Objective ::
Omit every picture and return the rest of the data unaltered.

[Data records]
╔══
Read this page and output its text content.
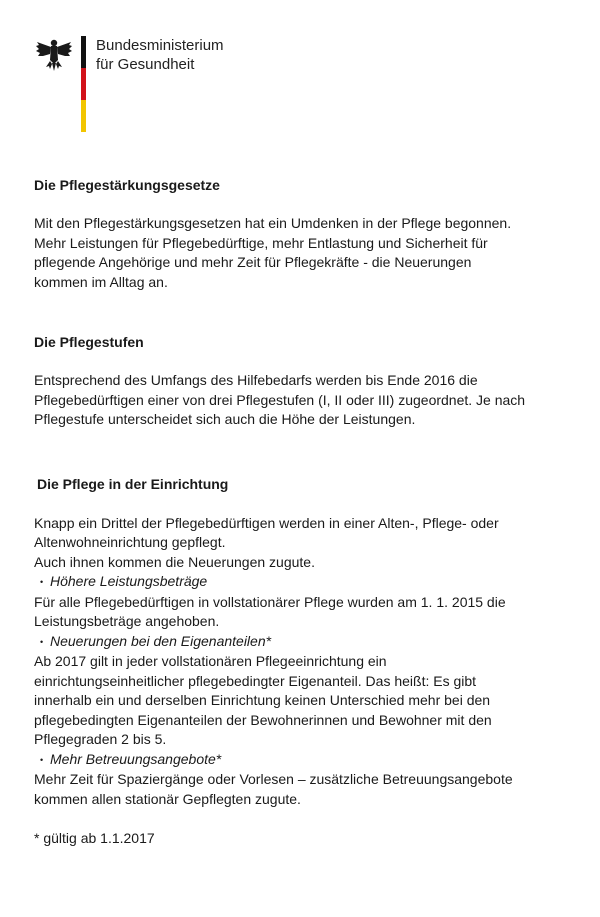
Bundesministerium
für Gesundheit
Die Pflegestärkungsgesetze

Mit den Pflegestärkungsgesetzen hat ein Umdenken in der Pflege begonnen.

Mehr Leistungen für Pflegebedürftige, mehr Entlastung und Sicherheit für

pflegende Angehörige und mehr Zeit für Pflegekräfte - die Neuerungen

kommen im Alltag an.

Die Pflegestufen

Entsprechend des Umfangs des Hilfebedarfs werden bis Ende 2016 die

Pflegebedürftigen einer von drei Pflegestufen (I, II oder III) zugeordnet. Je nach

Pflegestufe unterscheidet sich auch die Höhe der Leistungen.

Die Pflege in der Einrichtung

Knapp ein Drittel der Pflegebedürftigen werden in einer Alten-, Pflege- oder

Altenwohneinrichtung gepflegt.

Auch ihnen kommen die Neuerungen zugute.

• Höhere Leistungsbeträge

Für alle Pflegebedürftigen in vollstationärer Pflege wurden am 1. 1. 2015 die

Leistungsbeträge angehoben.

• Neuerungen bei den Eigenanteilen*

Ab 2017 gilt in jeder vollstationären Pflegeeinrichtung ein

einrichtungseinheitlicher pflegebedingter Eigenanteil. Das heißt: Es gibt

innerhalb ein und derselben Einrichtung keinen Unterschied mehr bei den

pflegebedingten Eigenanteilen der Bewohnerinnen und Bewohner mit den

Pflegegraden 2 bis 5.

• Mehr Betreuungsangebote*

Mehr Zeit für Spaziergänge oder Vorlesen – zusätzliche Betreuungsangebote

kommen allen stationär Gepflegten zugute.

* gültig ab 1.1.2017
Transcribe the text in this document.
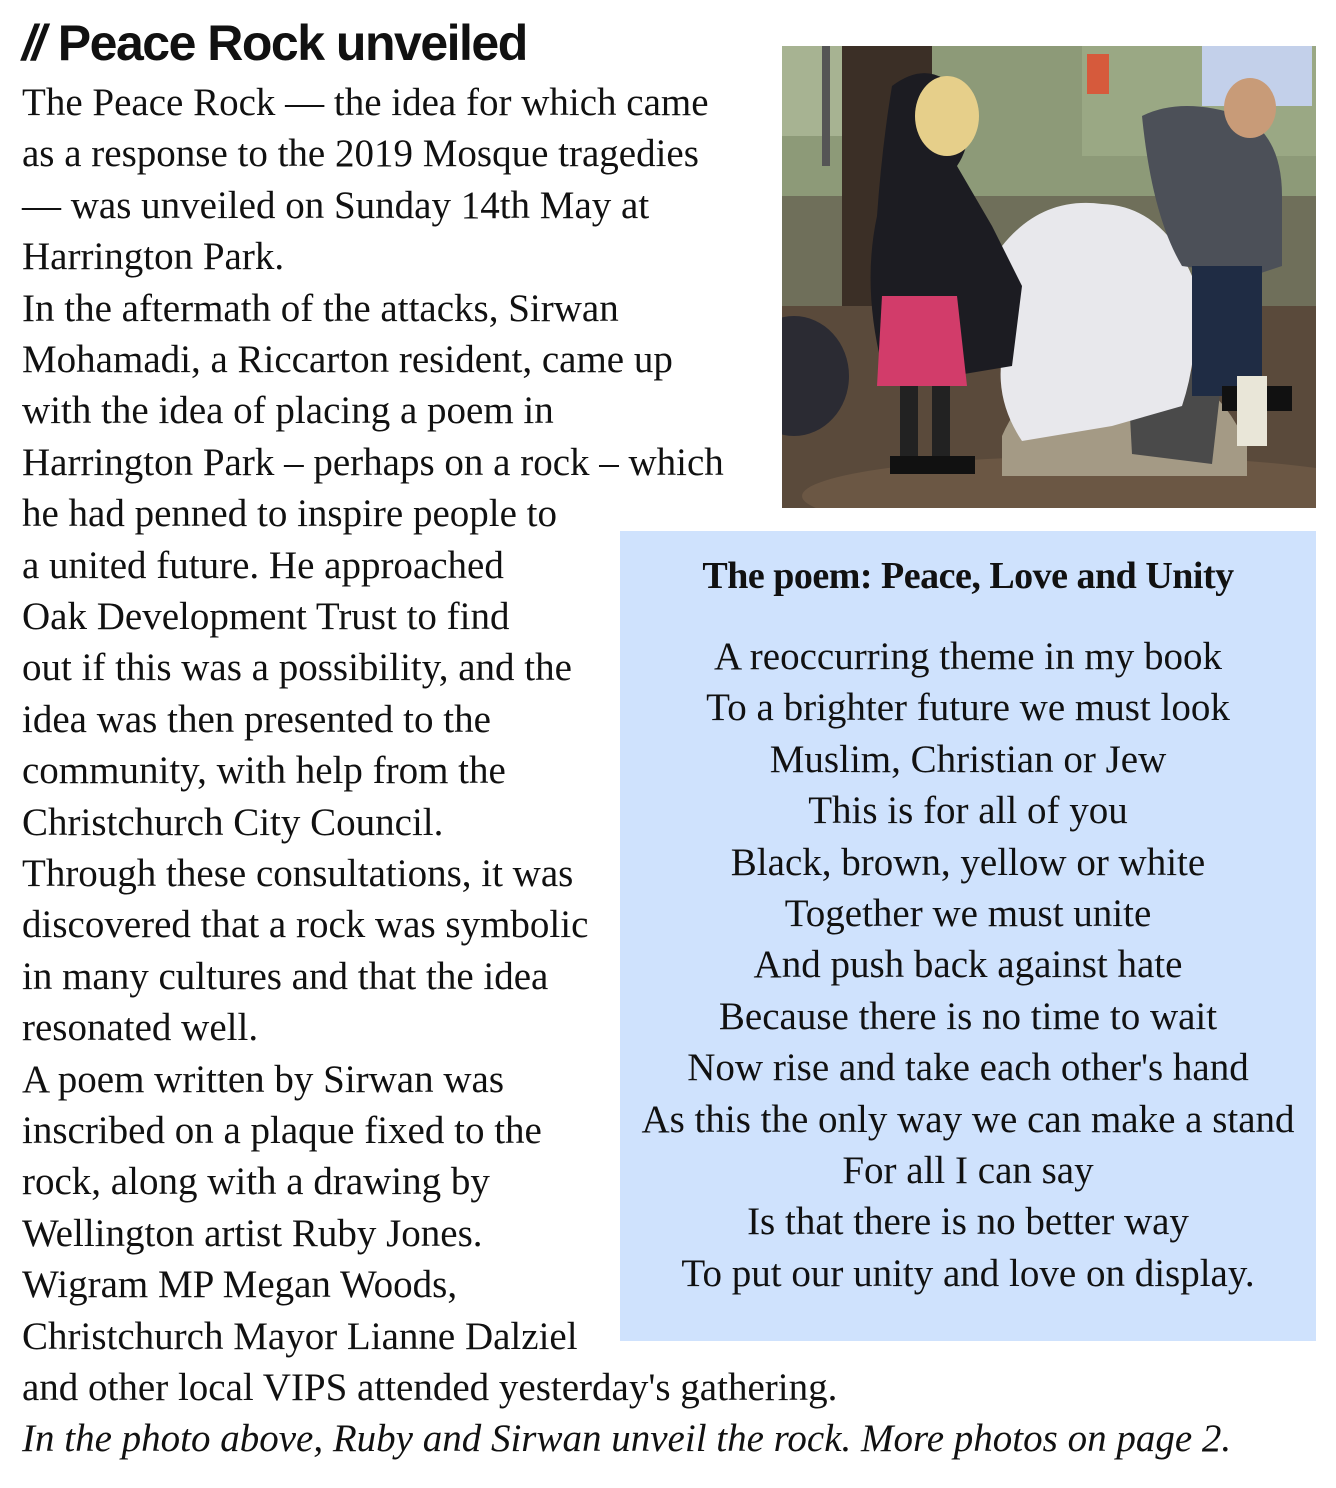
// Peace Rock unveiled
The Peace Rock — the idea for which came
as a response to the 2019 Mosque tragedies
— was unveiled on Sunday 14th May at
Harrington Park.
In the aftermath of the attacks, Sirwan
Mohamadi, a Riccarton resident, came up
with the idea of placing a poem in
Harrington Park – perhaps on a rock – which
he had penned to inspire people to
a united future. He approached
Oak Development Trust to find
out if this was a possibility, and the
idea was then presented to the
community, with help from the
Christchurch City Council.
Through these consultations, it was
discovered that a rock was symbolic
in many cultures and that the idea
resonated well.
A poem written by Sirwan was
inscribed on a plaque fixed to the
rock, along with a drawing by
Wellington artist Ruby Jones.
Wigram MP Megan Woods,
Christchurch Mayor Lianne Dalziel
and other local VIPS attended yesterday's gathering.
In the photo above, Ruby and Sirwan unveil the rock. More photos on page 2.
The poem: Peace, Love and Unity
A reoccurring theme in my book
To a brighter future we must look
Muslim, Christian or Jew
This is for all of you
Black, brown, yellow or white
Together we must unite
And push back against hate
Because there is no time to wait
Now rise and take each other's hand
As this the only way we can make a stand
For all I can say
Is that there is no better way
To put our unity and love on display.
╚══
Finished exercise ::
Read this page and output its text content.
Bundesministerium
für Gesundheit
Die Pflegestärkungsgesetze

Mit den Pflegestärkungsgesetzen hat ein Umdenken in der Pflege begonnen.

Mehr Leistungen für Pflegebedürftige, mehr Entlastung und Sicherheit für

pflegende Angehörige und mehr Zeit für Pflegekräfte - die Neuerungen

kommen im Alltag an.

Die Pflegestufen

Entsprechend des Umfangs des Hilfebedarfs werden bis Ende 2016 die

Pflegebedürftigen einer von drei Pflegestufen (I, II oder III) zugeordnet. Je nach

Pflegestufe unterscheidet sich auch die Höhe der Leistungen.

Die Pflege in der Einrichtung

Knapp ein Drittel der Pflegebedürftigen werden in einer Alten-, Pflege- oder

Altenwohneinrichtung gepflegt.

Auch ihnen kommen die Neuerungen zugute.

• Höhere Leistungsbeträge

Für alle Pflegebedürftigen in vollstationärer Pflege wurden am 1. 1. 2015 die

Leistungsbeträge angehoben.

• Neuerungen bei den Eigenanteilen*

Ab 2017 gilt in jeder vollstationären Pflegeeinrichtung ein

einrichtungseinheitlicher pflegebedingter Eigenanteil. Das heißt: Es gibt

innerhalb ein und derselben Einrichtung keinen Unterschied mehr bei den

pflegebedingten Eigenanteilen der Bewohnerinnen und Bewohner mit den

Pflegegraden 2 bis 5.

• Mehr Betreuungsangebote*

Mehr Zeit für Spaziergänge oder Vorlesen – zusätzliche Betreuungsangebote

kommen allen stationär Gepflegten zugute.

* gültig ab 1.1.2017
Transcribe the text in this document.
// Peace Rock unveiled
The Peace Rock — the idea for which came
as a response to the 2019 Mosque tragedies
— was unveiled on Sunday 14th May at
Harrington Park.
In the aftermath of the attacks, Sirwan
Mohamadi, a Riccarton resident, came up
with the idea of placing a poem in
Harrington Park – perhaps on a rock – which
he had penned to inspire people to
a united future. He approached
Oak Development Trust to find
out if this was a possibility, and the
idea was then presented to the
community, with help from the
Christchurch City Council.
Through these consultations, it was
discovered that a rock was symbolic
in many cultures and that the idea
resonated well.
A poem written by Sirwan was
inscribed on a plaque fixed to the
rock, along with a drawing by
Wellington artist Ruby Jones.
Wigram MP Megan Woods,
Christchurch Mayor Lianne Dalziel
and other local VIPS attended yesterday's gathering.
In the photo above, Ruby and Sirwan unveil the rock. More photos on page 2.
The poem: Peace, Love and Unity
A reoccurring theme in my book
To a brighter future we must look
Muslim, Christian or Jew
This is for all of you
Black, brown, yellow or white
Together we must unite
And push back against hate
Because there is no time to wait
Now rise and take each other's hand
As this the only way we can make a stand
For all I can say
Is that there is no better way
To put our unity and love on display.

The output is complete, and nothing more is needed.